_WHAT YOU WILL DO_: For the entries below, how many lines include the word "Output"? Give the figure and nothing more.

============================================================

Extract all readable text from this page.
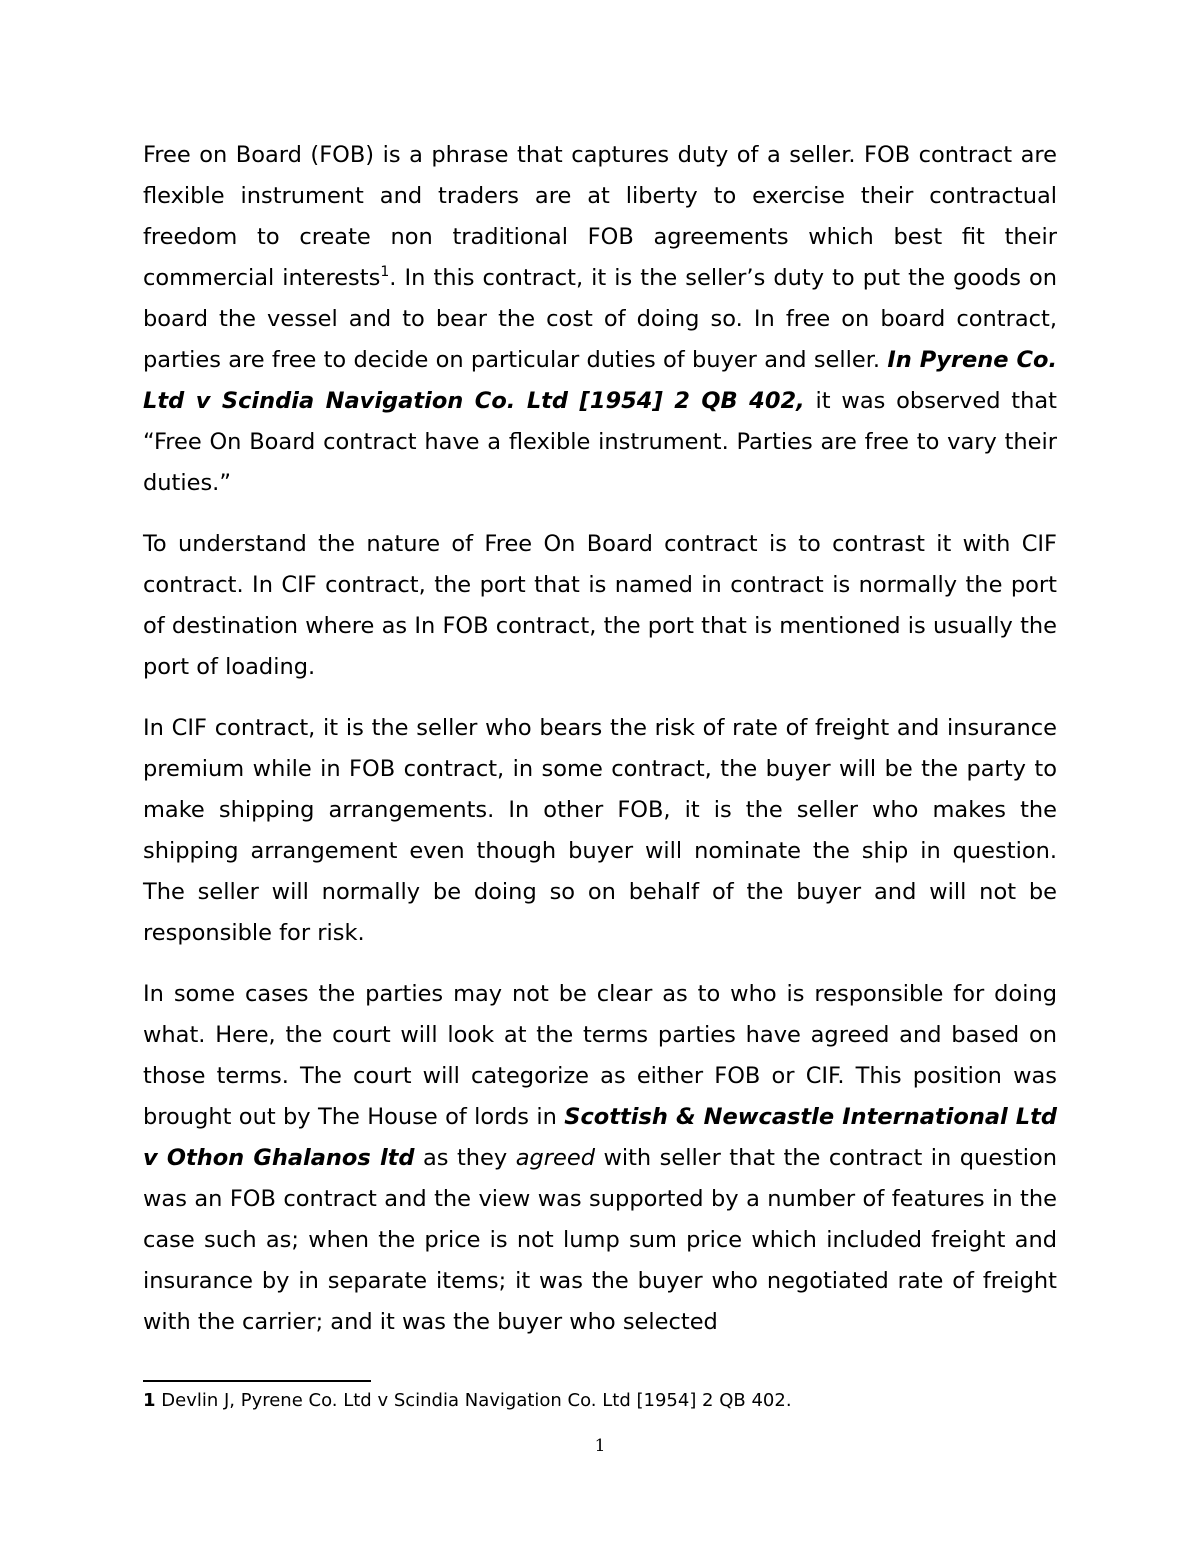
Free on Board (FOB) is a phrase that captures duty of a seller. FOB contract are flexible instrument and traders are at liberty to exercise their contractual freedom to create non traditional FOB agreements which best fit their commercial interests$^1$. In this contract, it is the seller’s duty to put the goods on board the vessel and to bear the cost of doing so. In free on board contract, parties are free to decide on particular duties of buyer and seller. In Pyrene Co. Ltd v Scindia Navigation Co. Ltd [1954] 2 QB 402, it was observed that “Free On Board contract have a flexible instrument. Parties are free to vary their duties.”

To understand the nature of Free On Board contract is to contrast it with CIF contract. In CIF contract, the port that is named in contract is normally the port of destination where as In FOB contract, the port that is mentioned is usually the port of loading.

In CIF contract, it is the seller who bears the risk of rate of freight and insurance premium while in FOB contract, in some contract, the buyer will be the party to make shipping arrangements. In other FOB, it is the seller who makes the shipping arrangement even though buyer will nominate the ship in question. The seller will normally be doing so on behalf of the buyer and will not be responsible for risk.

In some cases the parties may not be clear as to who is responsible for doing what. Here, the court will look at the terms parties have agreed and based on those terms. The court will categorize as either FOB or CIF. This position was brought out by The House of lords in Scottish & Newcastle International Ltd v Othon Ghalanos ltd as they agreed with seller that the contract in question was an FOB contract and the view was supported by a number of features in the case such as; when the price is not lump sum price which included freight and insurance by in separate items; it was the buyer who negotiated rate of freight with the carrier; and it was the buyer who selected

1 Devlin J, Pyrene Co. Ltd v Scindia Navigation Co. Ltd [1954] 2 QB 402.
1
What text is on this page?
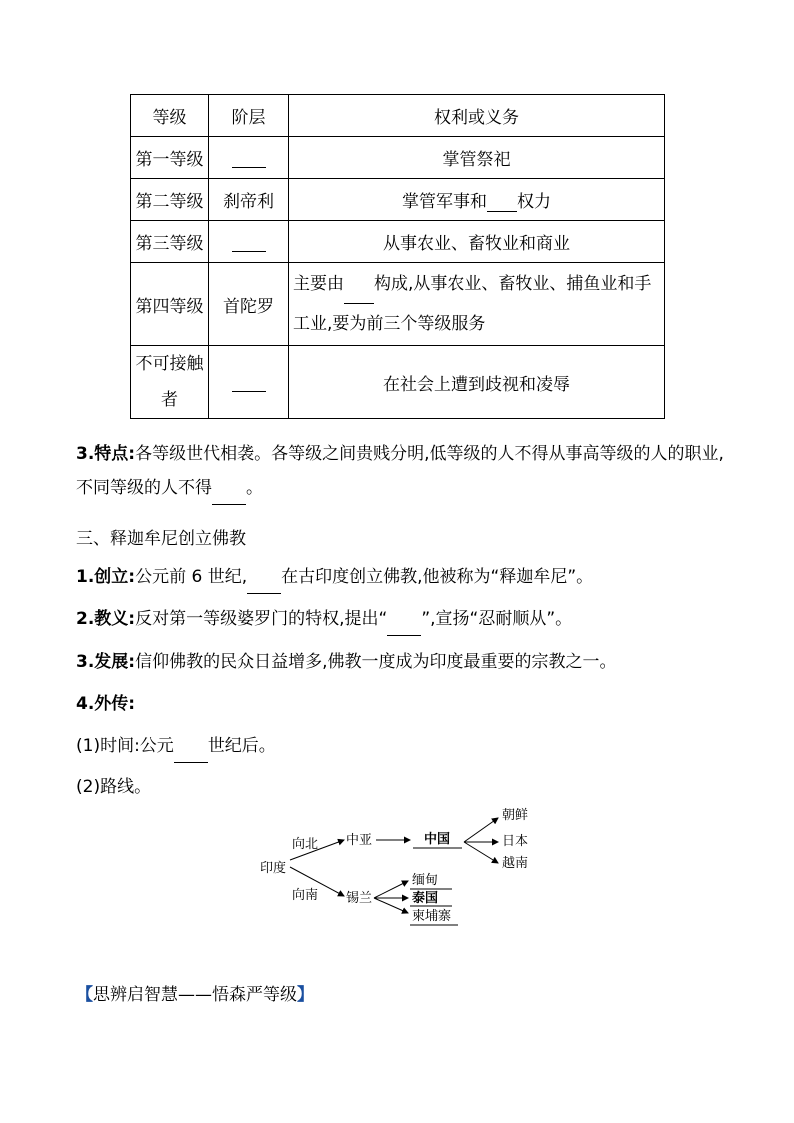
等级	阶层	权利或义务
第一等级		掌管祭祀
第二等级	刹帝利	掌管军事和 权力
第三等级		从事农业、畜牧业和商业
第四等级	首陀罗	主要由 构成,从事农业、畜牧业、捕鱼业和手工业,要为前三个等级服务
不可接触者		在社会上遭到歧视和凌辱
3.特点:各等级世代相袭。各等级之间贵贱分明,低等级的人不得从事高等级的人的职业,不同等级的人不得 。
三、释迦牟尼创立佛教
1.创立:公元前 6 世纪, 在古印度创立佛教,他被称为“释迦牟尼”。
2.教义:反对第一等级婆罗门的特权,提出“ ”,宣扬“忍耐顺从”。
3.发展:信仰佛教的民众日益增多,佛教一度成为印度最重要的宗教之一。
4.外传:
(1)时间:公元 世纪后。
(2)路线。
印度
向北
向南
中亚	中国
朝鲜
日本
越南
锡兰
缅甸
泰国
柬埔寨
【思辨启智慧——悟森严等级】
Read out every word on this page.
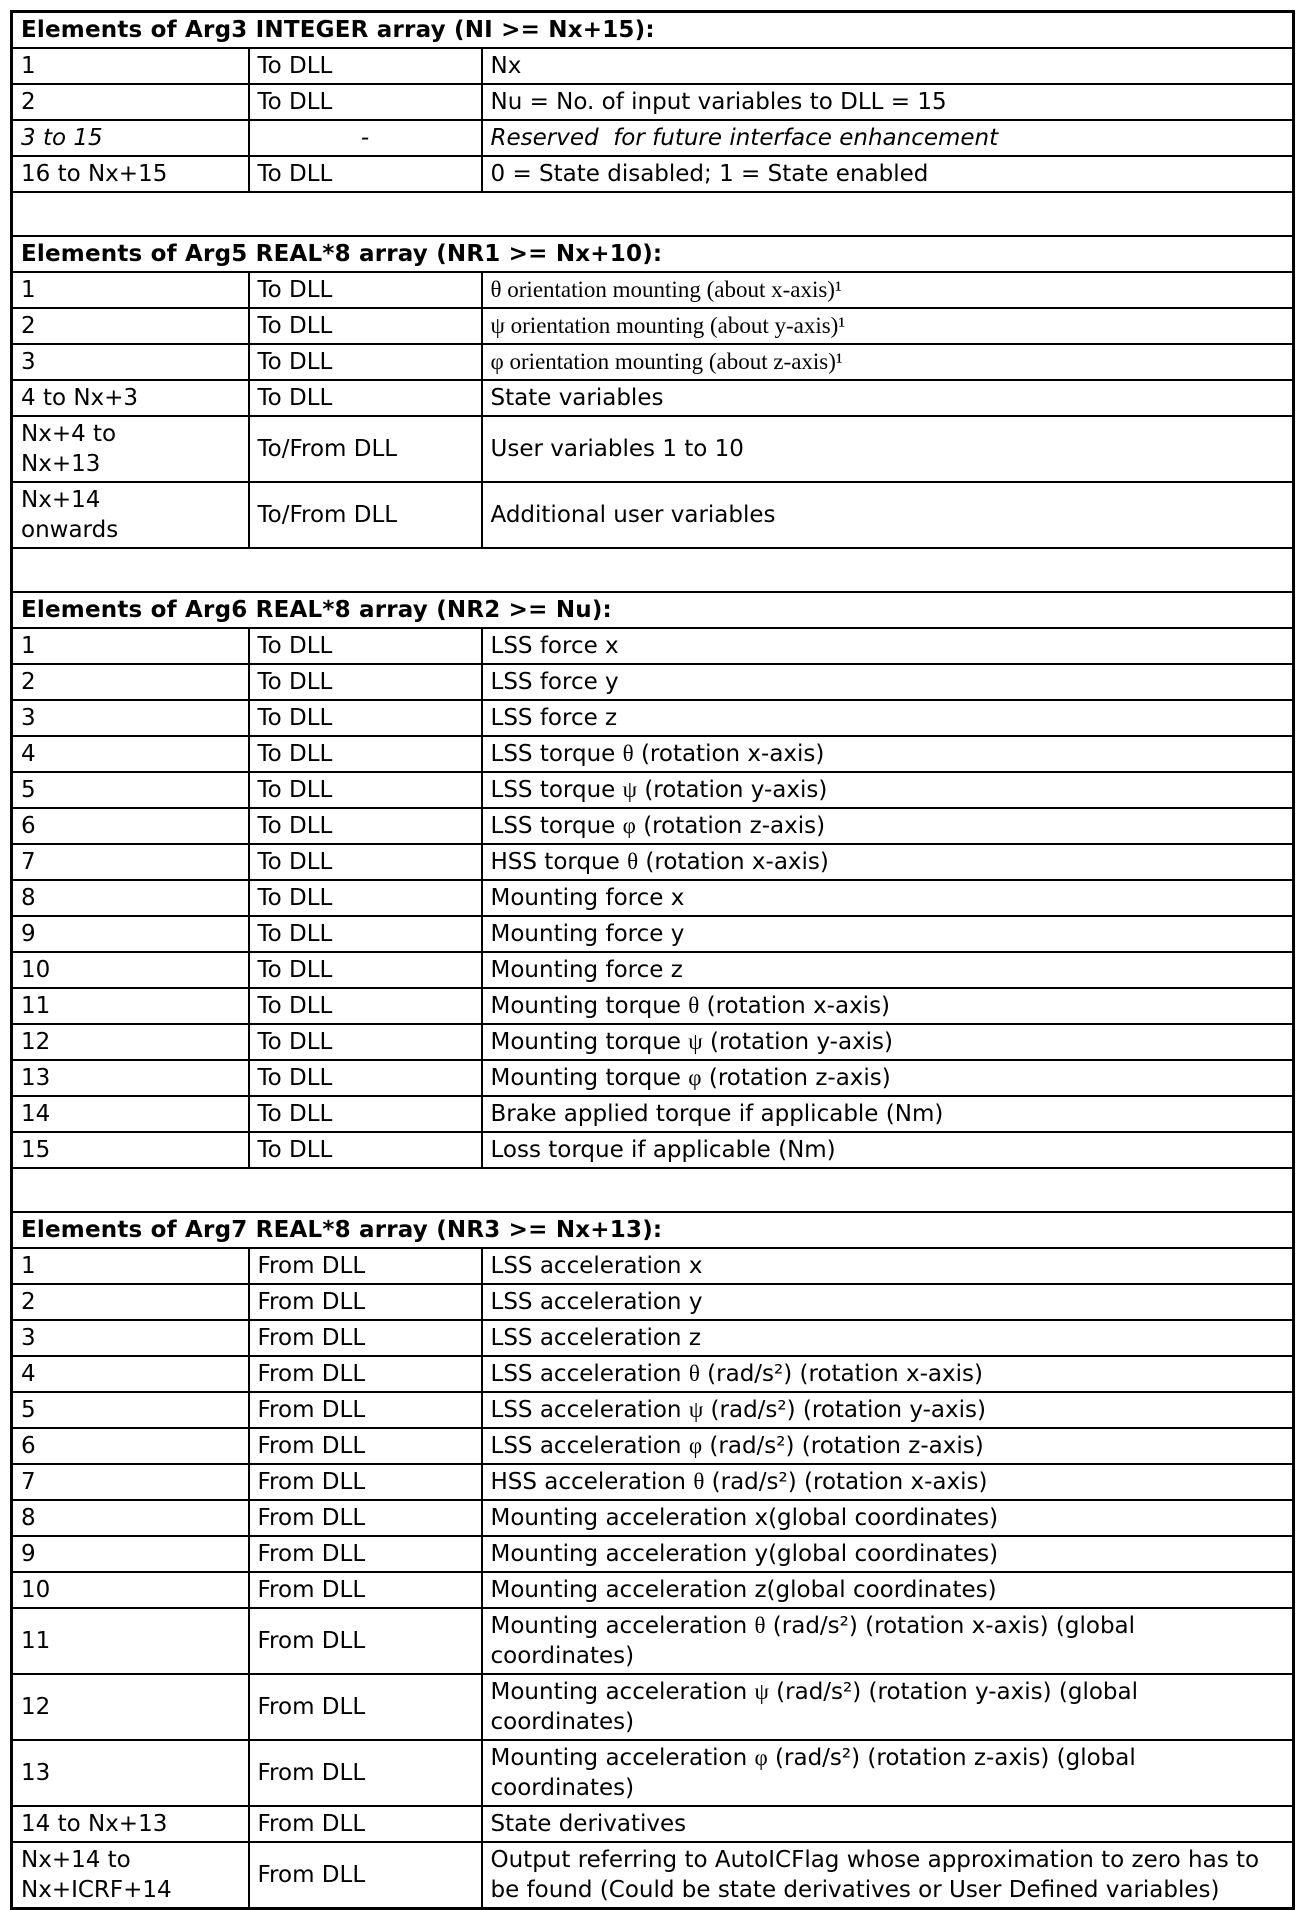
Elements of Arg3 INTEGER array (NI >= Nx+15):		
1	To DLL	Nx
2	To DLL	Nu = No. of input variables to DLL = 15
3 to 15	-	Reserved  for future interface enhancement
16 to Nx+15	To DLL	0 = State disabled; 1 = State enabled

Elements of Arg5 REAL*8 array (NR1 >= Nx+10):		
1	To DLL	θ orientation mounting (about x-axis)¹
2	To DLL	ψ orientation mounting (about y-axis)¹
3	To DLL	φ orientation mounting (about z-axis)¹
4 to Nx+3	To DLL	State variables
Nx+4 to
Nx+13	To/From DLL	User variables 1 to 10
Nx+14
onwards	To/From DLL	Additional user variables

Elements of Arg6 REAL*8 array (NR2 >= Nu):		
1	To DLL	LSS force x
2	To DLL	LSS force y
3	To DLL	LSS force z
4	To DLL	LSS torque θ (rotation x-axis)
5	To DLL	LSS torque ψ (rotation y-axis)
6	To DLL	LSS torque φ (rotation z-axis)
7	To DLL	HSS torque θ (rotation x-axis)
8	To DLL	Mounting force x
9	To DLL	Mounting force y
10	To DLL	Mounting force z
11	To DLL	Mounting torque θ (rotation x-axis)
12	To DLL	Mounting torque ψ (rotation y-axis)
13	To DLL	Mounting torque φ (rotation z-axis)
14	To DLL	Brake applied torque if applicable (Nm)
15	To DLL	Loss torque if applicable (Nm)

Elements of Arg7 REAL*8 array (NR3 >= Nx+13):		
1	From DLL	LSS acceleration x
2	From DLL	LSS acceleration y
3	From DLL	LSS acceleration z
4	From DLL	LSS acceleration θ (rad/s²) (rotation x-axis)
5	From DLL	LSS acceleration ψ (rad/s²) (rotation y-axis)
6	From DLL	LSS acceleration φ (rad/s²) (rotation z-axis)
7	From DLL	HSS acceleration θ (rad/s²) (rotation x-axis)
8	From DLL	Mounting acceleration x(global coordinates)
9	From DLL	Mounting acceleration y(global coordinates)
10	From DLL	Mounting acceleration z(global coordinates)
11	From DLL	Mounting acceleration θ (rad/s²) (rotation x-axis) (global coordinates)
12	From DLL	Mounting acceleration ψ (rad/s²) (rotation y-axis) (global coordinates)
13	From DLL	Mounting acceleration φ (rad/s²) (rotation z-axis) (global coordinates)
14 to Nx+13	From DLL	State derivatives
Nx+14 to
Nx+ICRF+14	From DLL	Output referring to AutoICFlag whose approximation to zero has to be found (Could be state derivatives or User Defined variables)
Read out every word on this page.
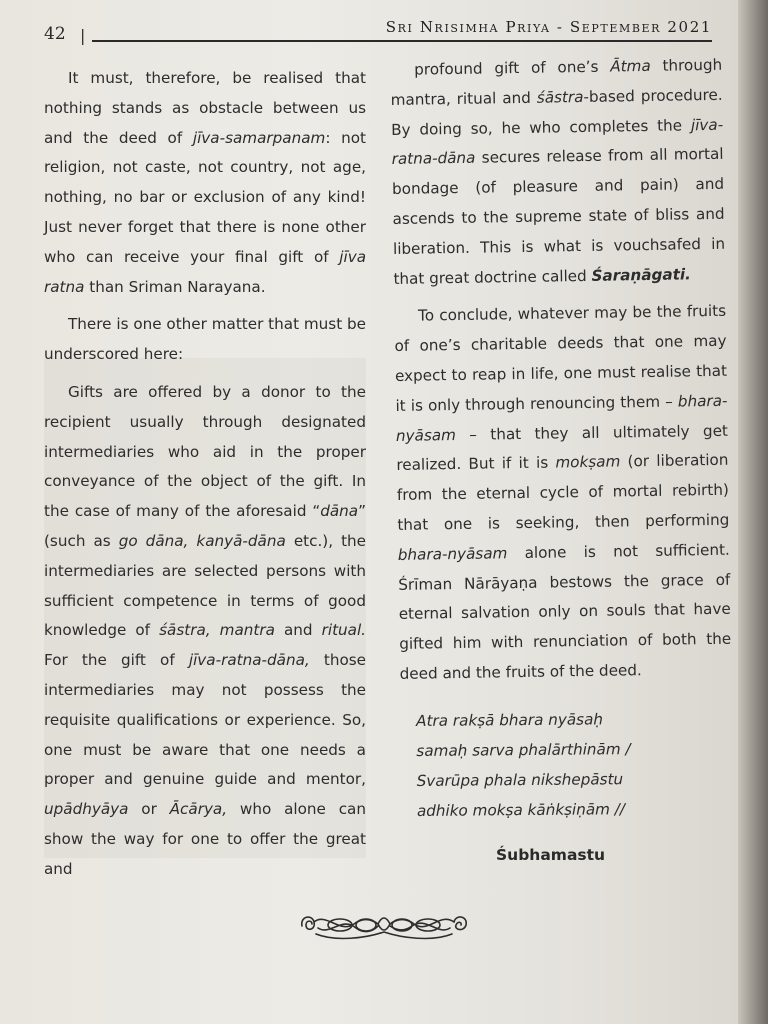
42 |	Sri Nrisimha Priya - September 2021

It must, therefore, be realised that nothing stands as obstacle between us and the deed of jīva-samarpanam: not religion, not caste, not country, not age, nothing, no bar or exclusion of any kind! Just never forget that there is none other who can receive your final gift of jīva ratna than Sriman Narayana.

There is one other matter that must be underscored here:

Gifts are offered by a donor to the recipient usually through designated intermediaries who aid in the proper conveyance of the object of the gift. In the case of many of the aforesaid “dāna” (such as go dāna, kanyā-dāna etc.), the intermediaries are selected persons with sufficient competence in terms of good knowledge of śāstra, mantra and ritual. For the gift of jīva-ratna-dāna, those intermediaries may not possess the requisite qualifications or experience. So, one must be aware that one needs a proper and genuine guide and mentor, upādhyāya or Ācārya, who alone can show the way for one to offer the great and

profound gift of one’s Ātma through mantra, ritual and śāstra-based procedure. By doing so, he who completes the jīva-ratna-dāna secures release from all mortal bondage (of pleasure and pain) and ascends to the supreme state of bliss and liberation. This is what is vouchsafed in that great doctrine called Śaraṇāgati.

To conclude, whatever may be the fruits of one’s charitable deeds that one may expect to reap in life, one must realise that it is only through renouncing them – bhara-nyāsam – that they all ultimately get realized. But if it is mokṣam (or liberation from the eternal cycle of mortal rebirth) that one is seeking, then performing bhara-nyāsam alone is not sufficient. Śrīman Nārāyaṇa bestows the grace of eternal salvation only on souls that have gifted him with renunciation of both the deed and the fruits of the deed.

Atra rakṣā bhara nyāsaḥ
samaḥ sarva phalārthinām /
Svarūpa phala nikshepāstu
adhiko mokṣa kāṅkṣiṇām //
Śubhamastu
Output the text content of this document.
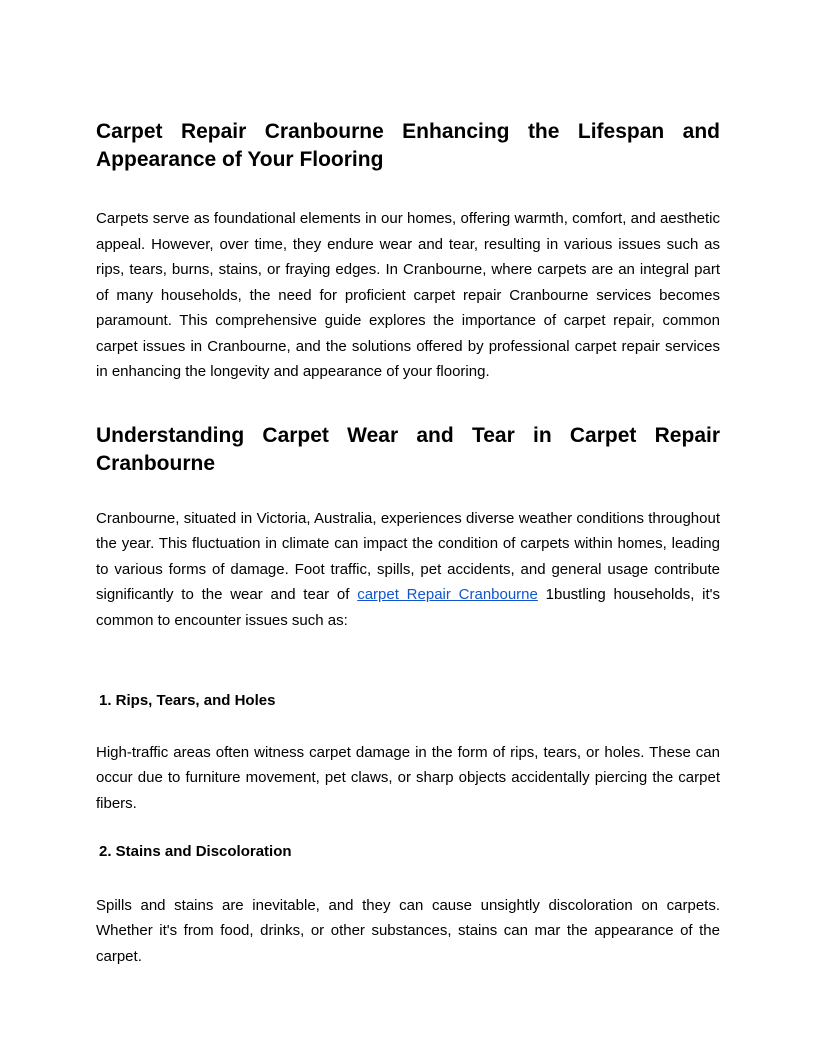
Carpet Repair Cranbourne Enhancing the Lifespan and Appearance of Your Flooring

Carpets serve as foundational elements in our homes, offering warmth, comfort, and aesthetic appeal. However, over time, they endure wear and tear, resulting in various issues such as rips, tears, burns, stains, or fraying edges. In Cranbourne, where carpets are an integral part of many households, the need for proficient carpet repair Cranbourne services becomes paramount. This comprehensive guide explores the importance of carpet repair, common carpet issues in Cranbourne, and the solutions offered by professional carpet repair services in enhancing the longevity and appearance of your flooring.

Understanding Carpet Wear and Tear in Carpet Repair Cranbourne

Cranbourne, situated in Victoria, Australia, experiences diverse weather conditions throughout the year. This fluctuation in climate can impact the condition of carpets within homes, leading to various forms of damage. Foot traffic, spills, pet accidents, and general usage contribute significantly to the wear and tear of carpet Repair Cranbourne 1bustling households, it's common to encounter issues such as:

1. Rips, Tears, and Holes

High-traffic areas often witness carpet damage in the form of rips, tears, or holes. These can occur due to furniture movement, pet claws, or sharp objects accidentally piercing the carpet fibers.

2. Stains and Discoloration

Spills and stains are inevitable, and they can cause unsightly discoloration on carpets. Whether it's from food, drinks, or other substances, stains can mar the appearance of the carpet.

============================================================

_EXERCISE RESULT_: 2